• Challenge:
Report all lines from the entries below in which "content" appears.

• Recorded data:
* * *

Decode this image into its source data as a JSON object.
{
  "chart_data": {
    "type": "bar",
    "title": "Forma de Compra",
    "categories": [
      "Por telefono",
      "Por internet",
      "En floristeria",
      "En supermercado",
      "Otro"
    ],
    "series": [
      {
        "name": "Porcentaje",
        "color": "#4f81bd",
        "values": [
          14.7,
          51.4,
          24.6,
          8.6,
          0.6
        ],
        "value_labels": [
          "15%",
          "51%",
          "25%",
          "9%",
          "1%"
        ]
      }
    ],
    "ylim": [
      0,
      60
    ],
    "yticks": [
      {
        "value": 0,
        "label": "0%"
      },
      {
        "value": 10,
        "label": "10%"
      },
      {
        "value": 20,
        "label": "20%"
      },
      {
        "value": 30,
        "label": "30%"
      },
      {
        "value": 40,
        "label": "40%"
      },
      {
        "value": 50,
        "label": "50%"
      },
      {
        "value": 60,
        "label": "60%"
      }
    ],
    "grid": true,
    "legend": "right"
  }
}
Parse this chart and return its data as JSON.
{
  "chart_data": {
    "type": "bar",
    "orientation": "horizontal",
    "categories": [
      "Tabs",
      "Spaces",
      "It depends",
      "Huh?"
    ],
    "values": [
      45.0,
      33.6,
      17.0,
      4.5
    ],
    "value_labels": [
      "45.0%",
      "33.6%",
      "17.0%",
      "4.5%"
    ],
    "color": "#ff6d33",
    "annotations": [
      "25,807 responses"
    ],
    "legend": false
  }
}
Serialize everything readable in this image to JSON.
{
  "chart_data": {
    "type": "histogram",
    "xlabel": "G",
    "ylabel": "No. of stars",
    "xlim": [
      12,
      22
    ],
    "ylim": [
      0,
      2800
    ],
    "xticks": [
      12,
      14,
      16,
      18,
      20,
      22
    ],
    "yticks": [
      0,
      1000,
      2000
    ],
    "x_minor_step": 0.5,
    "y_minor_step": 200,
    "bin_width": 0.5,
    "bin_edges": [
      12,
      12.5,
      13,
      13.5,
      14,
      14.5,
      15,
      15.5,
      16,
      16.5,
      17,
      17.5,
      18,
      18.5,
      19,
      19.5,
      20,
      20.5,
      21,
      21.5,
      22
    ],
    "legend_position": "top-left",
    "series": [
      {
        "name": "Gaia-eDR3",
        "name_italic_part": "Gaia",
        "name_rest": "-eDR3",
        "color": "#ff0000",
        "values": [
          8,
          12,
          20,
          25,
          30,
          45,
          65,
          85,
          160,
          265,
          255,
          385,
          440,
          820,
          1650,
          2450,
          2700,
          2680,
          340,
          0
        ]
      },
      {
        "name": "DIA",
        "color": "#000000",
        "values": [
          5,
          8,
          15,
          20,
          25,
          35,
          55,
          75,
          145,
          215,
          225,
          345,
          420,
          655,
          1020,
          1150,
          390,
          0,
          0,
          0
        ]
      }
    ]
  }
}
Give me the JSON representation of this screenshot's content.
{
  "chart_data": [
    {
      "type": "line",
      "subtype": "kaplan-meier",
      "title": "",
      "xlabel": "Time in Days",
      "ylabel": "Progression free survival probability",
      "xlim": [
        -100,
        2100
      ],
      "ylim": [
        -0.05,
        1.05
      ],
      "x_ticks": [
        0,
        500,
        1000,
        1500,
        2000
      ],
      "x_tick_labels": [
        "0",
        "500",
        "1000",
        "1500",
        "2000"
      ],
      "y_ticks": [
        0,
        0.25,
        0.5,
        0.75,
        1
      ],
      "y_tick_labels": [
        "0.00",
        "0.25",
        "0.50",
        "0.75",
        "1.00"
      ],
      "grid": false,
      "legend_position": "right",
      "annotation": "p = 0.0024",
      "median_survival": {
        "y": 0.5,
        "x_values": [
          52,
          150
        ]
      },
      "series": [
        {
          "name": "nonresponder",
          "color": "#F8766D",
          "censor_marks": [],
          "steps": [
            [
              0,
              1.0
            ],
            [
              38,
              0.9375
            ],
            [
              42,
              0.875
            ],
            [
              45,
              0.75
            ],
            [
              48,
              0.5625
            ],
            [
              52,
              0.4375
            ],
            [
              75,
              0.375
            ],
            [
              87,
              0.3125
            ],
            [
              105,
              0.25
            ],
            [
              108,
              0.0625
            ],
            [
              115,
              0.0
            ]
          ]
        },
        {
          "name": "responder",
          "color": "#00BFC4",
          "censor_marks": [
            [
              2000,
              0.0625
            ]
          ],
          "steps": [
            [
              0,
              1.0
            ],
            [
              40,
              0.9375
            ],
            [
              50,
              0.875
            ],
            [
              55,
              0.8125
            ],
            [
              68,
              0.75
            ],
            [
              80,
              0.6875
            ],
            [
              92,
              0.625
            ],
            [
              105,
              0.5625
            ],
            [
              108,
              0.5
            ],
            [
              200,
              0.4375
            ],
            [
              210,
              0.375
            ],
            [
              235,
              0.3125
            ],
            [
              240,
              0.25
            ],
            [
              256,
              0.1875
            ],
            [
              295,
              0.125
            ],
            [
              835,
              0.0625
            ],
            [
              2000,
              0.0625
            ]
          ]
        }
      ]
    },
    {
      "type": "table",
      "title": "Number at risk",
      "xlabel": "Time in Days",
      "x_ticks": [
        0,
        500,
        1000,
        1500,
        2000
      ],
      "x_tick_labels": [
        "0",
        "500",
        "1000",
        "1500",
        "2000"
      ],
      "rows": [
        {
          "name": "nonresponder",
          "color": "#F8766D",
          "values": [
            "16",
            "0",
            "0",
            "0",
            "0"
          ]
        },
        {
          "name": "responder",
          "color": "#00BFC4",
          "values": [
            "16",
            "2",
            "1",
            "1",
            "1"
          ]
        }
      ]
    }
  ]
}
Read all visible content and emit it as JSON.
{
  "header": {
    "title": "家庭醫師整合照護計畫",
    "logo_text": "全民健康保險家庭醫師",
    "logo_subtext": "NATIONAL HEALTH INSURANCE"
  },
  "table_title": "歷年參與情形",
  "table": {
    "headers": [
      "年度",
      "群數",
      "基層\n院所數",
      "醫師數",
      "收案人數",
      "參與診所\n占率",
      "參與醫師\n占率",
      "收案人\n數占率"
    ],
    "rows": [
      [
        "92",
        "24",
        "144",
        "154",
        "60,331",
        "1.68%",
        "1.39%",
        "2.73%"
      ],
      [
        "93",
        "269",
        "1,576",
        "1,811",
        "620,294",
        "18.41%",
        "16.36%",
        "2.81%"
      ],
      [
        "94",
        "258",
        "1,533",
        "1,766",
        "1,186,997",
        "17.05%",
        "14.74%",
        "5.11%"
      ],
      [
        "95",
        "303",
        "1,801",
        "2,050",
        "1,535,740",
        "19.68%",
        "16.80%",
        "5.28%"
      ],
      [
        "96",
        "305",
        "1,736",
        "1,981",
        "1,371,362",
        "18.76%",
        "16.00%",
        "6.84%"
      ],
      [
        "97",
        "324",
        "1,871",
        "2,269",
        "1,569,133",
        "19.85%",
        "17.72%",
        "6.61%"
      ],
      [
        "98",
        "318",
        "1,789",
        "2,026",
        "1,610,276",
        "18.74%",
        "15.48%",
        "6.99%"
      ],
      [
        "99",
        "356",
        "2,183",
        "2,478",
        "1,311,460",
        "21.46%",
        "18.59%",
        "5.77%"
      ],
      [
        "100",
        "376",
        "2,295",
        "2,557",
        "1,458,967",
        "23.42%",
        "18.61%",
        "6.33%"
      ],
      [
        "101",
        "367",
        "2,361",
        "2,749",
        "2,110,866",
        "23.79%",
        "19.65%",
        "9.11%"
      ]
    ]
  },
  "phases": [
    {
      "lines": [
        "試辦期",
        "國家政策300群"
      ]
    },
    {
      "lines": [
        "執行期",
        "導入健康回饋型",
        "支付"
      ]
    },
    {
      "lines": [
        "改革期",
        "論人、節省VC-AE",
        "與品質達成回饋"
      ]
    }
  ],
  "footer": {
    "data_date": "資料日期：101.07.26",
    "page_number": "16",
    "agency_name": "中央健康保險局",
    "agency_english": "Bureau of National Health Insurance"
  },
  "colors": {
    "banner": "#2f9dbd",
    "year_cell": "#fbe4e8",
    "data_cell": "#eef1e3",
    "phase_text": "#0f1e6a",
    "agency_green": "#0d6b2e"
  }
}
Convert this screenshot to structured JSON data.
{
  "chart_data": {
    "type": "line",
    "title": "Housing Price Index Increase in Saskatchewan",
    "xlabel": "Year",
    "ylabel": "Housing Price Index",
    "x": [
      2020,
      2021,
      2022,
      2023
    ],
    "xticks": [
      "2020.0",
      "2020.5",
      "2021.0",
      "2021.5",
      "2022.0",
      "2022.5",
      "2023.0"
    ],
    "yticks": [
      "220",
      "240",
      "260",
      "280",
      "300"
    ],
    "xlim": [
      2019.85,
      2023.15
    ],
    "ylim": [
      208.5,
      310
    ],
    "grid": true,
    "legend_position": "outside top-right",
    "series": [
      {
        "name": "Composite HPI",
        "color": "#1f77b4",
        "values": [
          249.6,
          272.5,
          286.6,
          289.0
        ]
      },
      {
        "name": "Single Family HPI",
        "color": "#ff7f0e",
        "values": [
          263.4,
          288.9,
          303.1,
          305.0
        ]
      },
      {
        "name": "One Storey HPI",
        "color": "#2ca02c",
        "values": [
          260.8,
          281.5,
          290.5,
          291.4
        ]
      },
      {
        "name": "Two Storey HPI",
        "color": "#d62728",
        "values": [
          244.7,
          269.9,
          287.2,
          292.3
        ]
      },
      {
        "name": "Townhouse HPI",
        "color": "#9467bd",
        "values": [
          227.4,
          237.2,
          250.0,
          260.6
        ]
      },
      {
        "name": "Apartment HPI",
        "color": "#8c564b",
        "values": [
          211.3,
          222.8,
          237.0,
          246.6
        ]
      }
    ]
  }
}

* * *

• The completed task:
Give me the JSON representation of this screenshot's content.
Read all visible content and emit it as JSON.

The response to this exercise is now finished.